• _YOUR GOAL_: Which lines hold the word "Worksheets"? Copy each of them.

• _Data entries_:

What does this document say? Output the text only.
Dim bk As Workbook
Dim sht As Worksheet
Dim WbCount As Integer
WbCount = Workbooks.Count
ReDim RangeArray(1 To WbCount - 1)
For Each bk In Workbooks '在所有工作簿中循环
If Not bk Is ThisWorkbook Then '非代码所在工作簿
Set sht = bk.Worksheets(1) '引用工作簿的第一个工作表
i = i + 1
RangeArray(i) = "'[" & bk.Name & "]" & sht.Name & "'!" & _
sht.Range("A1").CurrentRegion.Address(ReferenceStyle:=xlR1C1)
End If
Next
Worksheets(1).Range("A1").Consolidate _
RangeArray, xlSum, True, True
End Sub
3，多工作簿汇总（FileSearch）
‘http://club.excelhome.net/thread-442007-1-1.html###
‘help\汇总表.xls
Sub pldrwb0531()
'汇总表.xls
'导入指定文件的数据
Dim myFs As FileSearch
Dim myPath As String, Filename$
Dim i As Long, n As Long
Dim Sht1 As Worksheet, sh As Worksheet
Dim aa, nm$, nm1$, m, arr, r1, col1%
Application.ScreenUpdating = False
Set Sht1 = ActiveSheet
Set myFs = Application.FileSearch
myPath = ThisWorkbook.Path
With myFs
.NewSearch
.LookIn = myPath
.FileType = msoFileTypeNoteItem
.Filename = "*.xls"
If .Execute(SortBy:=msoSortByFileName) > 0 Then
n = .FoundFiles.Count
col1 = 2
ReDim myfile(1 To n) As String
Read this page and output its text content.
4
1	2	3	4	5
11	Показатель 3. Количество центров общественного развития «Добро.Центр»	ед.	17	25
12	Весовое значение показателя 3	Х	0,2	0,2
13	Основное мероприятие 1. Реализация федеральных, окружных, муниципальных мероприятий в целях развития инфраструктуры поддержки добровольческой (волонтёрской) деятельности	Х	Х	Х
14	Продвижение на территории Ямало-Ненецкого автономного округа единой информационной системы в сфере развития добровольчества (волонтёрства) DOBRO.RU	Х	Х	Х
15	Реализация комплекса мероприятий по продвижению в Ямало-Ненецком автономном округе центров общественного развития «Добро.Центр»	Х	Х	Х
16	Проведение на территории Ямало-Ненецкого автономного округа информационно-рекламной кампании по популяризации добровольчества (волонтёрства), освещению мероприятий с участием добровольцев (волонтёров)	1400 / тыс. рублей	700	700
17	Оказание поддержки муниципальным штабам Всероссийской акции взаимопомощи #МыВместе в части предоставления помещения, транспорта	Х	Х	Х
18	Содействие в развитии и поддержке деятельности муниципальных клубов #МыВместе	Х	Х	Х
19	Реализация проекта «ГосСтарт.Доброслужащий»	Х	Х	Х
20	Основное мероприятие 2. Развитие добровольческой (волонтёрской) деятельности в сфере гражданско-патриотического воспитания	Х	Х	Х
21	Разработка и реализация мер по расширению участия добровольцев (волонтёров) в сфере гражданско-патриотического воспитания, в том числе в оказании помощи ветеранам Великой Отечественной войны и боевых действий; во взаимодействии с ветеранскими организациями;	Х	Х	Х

• _SOLVED EXERCISE_:
Set sht = bk.Worksheets(1) '引用工作簿的第一个工作表
Worksheets(1).Range("A1").Consolidate _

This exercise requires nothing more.